▶ [Set exercise 1]
Output the Schalkenmehrener Maar passage word for word, starting with "It is one of" and going on through "a raised bog.".
▶ [Set exercise 2]
Answer these from the Schalkenmehrener Maar passage:
(a) How deep is the lake in the western part of the maar at most?
(b) What occupies the eastern part of the maar?
(c) What three botanical zones can be distinguished?
▶ [Set exercise 3]
Render this sentence from the Schalkenmehrener Maar passage in Spanish: "The slopes of the maar basin are dominated by a mix of dry grassland and woodland edge vegetation."

▶ [Source excerpt]
* * *

The Schalkenmehrener Maar is a maar roughly 3 kilometres southeast of the town of Daun in the Eifel in the German state of Rhineland-Palatinate.

It is one of the Daun Maars (Dauner Maare) or Daun Maar Group and is a double maar, comprising a western maar lake and an eastern dry maar. Both were formed around 10,500 years ago as the result of a phreatomagmatic explosion. The lake in the western part of the maar varies between 500 and 575 metres in diameter and is up to 21 metres deep. The height of the maar above sea level is 420 metres (average elevation of the water surface). It fills the more recent of the 2 maar basins. The eastern part of the maar is occupied by a raised bog.

Botanically, three different zones can be distinguished: the shore area, the raised bog and the slopes of the maar basin. In the shore area, as well as the reeds there are communities of yellow iris, white water-lily, yellow loosestrife, purple loosestrife and club-rush. The slopes of the maar basin are dominated by a mix of dry grassland and woodland edge vegetation. In addition to Breckland thyme and oregano, there is restharrow, hare's-foot clover, hop trefoil, narrow-leaved everlasting pea, musk mallow, clustered bellflower, downy hemp-nettle, fox and cubs, brown knapweed, greater knapweed, small scabious, woodruff and large communities of rosebay willow-herb. Neophytes that may be seen include garden lupins and large-flowered mountain trumpets.

* * *

▶ [Material provided]
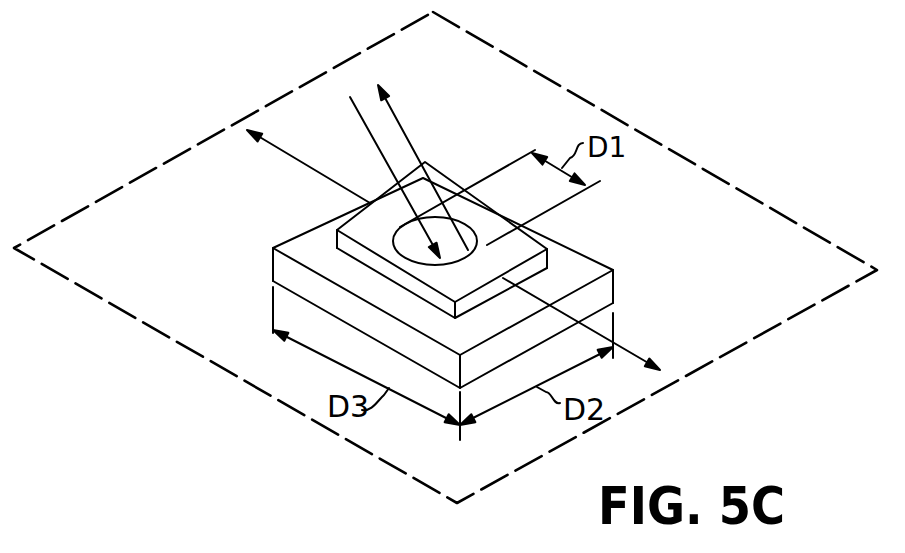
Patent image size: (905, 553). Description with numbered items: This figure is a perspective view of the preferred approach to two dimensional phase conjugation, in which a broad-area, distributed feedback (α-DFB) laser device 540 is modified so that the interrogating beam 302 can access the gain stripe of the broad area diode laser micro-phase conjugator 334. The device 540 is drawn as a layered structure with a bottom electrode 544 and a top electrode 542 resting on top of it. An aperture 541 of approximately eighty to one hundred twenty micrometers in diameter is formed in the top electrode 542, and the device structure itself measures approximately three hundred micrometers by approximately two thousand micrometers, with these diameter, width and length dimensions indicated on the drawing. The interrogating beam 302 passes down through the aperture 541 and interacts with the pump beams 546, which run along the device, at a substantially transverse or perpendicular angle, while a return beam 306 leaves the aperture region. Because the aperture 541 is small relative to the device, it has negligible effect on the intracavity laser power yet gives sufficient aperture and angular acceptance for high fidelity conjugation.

* * *

▶ [Right answer 1]
It is one of the Daun Maars (Dauner Maare) or Daun Maar Group and is a double maar, comprising a western maar lake and an eastern dry maar. Both were formed around 10,500 years ago as the result of a phreatomagmatic explosion. The lake in the western part of the maar varies between 500 and 575 metres in diameter and is up to 21 metres deep. The height of the maar above sea level is 420 metres (average elevation of the water surface). It fills the more recent of the 2 maar basins. The eastern part of the maar is occupied by a raised bog.

▶ [Right answer 2]
(a) Up to 21 metres.
(b) A raised bog.
(c) The shore area, the raised bog and the slopes of the maar basin.

▶ [Right answer 3]
Las laderas de la cuenca del maar están dominadas por una mezcla de pastizal seco y vegetación de borde de bosque.